What you will do: Below are some entries. Output each one exactly as it appears.

-- Start Records for the task --

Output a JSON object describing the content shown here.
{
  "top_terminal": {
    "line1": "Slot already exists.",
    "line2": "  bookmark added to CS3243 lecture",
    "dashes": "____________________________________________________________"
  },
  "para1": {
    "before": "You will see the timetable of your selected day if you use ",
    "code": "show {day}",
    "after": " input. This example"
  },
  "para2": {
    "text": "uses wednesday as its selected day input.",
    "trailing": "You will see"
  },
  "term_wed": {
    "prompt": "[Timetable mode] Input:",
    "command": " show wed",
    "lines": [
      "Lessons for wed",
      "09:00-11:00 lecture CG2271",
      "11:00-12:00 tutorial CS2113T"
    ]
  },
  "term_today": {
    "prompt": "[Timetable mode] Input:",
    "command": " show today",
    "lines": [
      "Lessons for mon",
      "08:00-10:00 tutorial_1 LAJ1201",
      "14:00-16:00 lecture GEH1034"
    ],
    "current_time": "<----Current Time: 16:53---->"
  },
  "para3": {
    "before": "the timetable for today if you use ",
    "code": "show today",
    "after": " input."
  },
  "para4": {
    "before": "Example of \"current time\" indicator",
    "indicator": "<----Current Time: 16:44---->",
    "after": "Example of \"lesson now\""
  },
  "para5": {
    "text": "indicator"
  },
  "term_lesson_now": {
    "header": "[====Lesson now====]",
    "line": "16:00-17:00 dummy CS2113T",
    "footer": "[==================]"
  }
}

-- End Records for the task --

Completed task:
Output a JSON object describing the content shown here.
{
  "top_terminal": {
    "line1": "Slot already exists.",
    "line2": "  bookmark added to CS3243 lecture",
    "dashes": "____________________________________________________________"
  },
  "para1": {
    "before": "You will see the timetable of your selected day if you use ",
    "code": "show {day}",
    "after": " input. This example"
  },
  "para2": {
    "text": "uses wednesday as its selected day input.",
    "trailing": "You will see"
  },
  "term_wed": {
    "prompt": "[Timetable mode] Input:",
    "command": " show wed",
    "lines": [
      "Lessons for wed",
      "09:00-11:00 lecture CG2271",
      "11:00-12:00 tutorial CS2113T"
    ]
  },
  "term_today": {
    "prompt": "[Timetable mode] Input:",
    "command": " show today",
    "lines": [
      "Lessons for mon",
      "08:00-10:00 tutorial_1 LAJ1201",
      "14:00-16:00 lecture GEH1034"
    ],
    "current_time": "<----Current Time: 16:53---->"
  },
  "para3": {
    "before": "the timetable for today if you use ",
    "code": "show today",
    "after": " input."
  },
  "para4": {
    "before": "Example of \"current time\" indicator",
    "indicator": "<----Current Time: 16:44---->",
    "after": "Example of \"lesson now\""
  },
  "para5": {
    "text": "indicator"
  },
  "term_lesson_now": {
    "header": "[====Lesson now====]",
    "line": "16:00-17:00 dummy CS2113T",
    "footer": "[==================]"
  }
}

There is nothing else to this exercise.